◆ **TASK PROMPT**: Identify each line below containing the string "text" and copy it.

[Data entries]
<<<<
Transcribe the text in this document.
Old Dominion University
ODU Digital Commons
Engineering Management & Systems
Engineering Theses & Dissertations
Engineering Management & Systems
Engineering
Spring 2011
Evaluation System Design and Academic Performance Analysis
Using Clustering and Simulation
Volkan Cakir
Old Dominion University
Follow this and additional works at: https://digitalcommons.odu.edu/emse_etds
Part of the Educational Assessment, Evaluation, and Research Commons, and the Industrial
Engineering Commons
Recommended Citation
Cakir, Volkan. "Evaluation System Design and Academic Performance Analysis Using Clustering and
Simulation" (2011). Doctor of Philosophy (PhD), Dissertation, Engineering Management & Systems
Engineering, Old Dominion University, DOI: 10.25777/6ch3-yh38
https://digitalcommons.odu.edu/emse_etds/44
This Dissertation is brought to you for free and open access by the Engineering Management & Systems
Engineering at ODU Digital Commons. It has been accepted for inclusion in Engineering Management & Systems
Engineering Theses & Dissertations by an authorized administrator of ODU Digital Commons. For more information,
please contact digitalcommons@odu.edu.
>>>>
<<<<
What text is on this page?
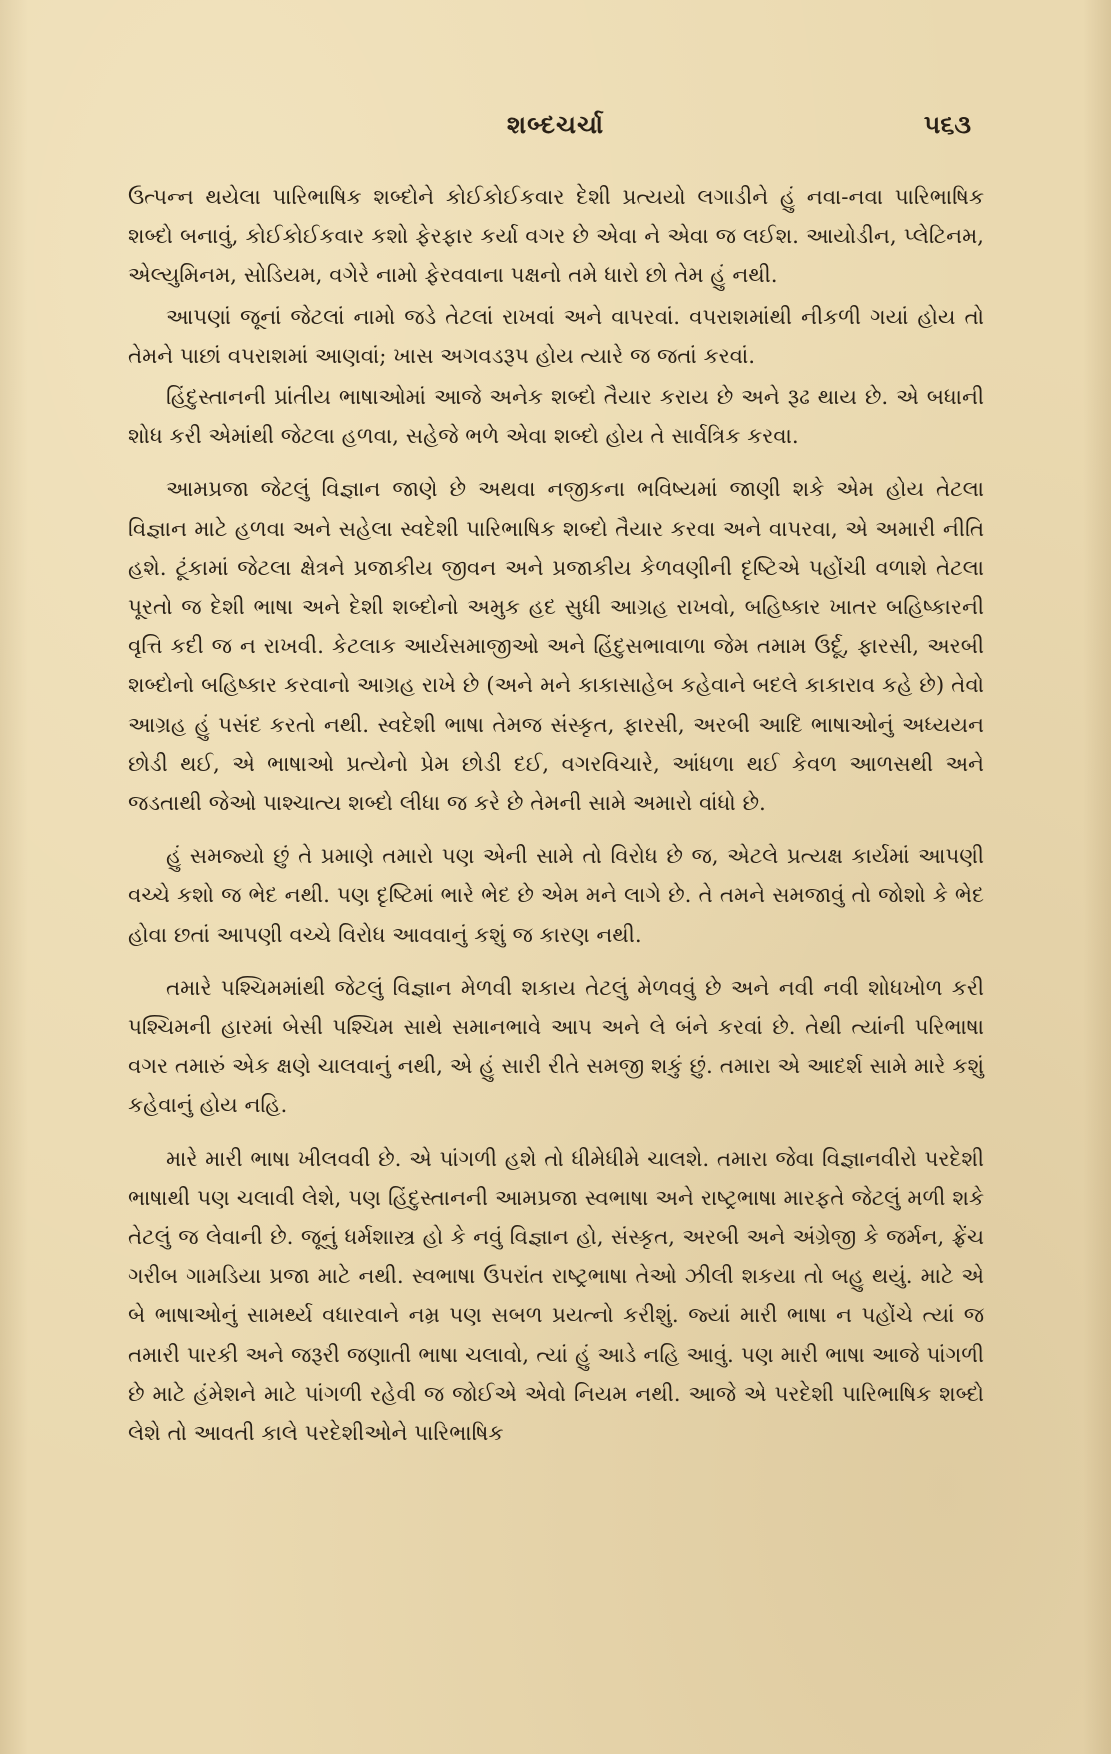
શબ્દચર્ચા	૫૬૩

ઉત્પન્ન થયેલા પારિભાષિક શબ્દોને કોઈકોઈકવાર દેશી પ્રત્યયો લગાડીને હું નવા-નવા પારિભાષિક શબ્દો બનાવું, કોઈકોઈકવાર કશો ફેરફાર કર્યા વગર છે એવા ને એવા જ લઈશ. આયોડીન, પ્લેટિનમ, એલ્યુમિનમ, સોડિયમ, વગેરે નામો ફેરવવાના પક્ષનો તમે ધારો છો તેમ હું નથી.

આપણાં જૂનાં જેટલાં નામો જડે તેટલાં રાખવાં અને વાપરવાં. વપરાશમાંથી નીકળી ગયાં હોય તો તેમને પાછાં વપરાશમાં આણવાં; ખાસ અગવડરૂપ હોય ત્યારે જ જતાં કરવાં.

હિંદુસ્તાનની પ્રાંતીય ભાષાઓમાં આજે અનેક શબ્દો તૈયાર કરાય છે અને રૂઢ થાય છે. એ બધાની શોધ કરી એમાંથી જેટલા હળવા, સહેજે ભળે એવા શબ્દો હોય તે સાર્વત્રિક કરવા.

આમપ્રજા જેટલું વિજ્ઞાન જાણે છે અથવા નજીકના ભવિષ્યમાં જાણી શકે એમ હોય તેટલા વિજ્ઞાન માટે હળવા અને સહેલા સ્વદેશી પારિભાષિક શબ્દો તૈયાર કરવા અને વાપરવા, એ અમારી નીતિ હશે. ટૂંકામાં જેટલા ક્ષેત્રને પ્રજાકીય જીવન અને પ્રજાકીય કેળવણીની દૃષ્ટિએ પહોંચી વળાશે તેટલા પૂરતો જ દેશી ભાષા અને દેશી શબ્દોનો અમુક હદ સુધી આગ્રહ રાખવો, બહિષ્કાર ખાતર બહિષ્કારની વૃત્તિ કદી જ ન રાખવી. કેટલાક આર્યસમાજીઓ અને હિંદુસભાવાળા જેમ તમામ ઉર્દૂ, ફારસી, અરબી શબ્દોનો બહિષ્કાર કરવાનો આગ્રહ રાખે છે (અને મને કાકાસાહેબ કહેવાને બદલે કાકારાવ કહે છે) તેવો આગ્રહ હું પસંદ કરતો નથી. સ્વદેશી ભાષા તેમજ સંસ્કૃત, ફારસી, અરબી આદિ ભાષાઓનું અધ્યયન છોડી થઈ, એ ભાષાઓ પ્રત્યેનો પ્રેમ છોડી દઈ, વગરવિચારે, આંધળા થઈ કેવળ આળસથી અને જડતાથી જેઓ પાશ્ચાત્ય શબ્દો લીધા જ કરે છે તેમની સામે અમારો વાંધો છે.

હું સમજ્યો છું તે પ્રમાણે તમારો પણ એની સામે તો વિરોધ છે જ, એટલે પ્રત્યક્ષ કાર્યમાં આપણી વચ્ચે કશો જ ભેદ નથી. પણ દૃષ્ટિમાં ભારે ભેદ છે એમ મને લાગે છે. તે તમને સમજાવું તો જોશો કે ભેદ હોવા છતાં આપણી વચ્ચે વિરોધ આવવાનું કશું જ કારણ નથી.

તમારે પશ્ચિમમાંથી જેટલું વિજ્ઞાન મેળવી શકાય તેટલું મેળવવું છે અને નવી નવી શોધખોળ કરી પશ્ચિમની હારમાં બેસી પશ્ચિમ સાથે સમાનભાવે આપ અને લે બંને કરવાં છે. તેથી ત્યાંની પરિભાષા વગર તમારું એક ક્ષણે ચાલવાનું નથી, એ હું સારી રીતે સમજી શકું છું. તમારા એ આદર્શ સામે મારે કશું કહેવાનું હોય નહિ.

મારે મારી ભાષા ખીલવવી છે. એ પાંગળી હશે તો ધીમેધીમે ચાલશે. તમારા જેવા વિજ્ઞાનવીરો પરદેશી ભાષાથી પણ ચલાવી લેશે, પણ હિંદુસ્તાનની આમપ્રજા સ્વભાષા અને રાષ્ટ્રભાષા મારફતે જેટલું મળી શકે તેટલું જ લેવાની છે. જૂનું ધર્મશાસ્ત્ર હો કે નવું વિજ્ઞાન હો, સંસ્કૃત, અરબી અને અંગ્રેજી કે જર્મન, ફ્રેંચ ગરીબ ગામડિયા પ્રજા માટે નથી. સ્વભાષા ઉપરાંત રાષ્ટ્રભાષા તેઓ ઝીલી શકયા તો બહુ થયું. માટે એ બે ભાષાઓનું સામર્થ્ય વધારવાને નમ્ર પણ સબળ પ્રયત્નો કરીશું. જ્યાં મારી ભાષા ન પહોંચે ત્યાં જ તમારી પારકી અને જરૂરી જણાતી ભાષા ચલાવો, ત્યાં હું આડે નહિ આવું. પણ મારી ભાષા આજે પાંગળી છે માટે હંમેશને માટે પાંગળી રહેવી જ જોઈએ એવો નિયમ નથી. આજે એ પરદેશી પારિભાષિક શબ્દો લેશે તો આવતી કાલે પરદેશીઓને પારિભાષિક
>>>>
◆ **THE REPLY**:
Transcribe the text in this document.
What text is on this page?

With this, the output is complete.